** Directions **
Extract, from the records beneath this instruction, each line that contains the word "заявок".

########################################

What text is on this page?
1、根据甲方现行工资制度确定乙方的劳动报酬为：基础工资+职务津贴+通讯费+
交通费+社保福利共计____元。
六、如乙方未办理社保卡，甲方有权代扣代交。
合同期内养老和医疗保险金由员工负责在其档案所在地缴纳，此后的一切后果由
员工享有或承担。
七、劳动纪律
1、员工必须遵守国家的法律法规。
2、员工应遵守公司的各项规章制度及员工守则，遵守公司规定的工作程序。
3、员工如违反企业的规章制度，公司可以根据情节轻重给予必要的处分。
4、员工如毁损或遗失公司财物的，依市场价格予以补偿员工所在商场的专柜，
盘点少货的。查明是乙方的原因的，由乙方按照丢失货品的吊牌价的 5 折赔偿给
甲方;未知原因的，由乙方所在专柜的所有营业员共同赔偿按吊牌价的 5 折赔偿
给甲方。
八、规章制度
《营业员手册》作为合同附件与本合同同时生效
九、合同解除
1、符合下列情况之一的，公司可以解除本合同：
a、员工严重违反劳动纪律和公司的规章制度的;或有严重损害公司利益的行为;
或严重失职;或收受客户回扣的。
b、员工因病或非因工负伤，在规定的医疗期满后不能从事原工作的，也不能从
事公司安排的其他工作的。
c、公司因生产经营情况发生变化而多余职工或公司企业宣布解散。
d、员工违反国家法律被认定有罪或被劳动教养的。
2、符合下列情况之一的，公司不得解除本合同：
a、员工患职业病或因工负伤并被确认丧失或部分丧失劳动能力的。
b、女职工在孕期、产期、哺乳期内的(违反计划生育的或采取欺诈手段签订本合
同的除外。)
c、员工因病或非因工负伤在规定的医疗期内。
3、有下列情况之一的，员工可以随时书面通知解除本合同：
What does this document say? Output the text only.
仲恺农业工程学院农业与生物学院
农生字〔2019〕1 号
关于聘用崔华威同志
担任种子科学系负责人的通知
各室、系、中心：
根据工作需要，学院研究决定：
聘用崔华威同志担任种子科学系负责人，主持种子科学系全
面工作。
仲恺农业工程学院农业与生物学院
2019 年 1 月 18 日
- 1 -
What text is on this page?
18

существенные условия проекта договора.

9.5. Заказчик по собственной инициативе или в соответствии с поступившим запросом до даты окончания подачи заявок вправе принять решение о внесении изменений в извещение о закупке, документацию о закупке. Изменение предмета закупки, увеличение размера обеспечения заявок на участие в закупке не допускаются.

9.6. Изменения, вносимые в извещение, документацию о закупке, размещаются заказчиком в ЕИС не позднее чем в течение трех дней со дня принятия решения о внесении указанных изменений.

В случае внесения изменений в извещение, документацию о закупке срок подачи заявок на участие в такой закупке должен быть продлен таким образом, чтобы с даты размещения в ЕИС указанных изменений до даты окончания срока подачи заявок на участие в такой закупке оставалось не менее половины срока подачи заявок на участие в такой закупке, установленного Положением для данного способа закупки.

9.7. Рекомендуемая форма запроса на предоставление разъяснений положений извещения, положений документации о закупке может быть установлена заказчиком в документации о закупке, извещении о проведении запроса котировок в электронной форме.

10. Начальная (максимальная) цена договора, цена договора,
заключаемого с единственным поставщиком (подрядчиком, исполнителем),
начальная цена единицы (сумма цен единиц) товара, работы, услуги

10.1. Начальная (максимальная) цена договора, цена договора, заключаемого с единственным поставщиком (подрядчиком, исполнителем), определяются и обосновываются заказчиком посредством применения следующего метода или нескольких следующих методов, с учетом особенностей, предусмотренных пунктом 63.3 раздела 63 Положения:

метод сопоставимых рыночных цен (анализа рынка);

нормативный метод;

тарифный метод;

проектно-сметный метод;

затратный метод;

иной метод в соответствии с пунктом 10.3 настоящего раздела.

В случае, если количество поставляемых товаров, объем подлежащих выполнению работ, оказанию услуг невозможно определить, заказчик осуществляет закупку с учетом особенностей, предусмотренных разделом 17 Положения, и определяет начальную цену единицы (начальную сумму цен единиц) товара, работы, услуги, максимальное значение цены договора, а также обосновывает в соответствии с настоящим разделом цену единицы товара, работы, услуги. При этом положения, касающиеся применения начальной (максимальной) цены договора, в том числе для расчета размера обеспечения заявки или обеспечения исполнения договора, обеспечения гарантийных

########################################

** Exercise result **
9.5. Заказчик по собственной инициативе или в соответствии с поступившим запросом до даты окончания подачи заявок вправе принять решение о внесении изменений в извещение о закупке, документацию о закупке. Изменение предмета закупки, увеличение размера обеспечения заявок на участие в закупке не допускаются.
В случае внесения изменений в извещение, документацию о закупке срок подачи заявок на участие в такой закупке должен быть продлен таким образом, чтобы с даты размещения в ЕИС указанных изменений до даты окончания срока подачи заявок на участие в такой закупке оставалось не менее половины срока подачи заявок на участие в такой закупке, установленного Положением для данного способа закупки.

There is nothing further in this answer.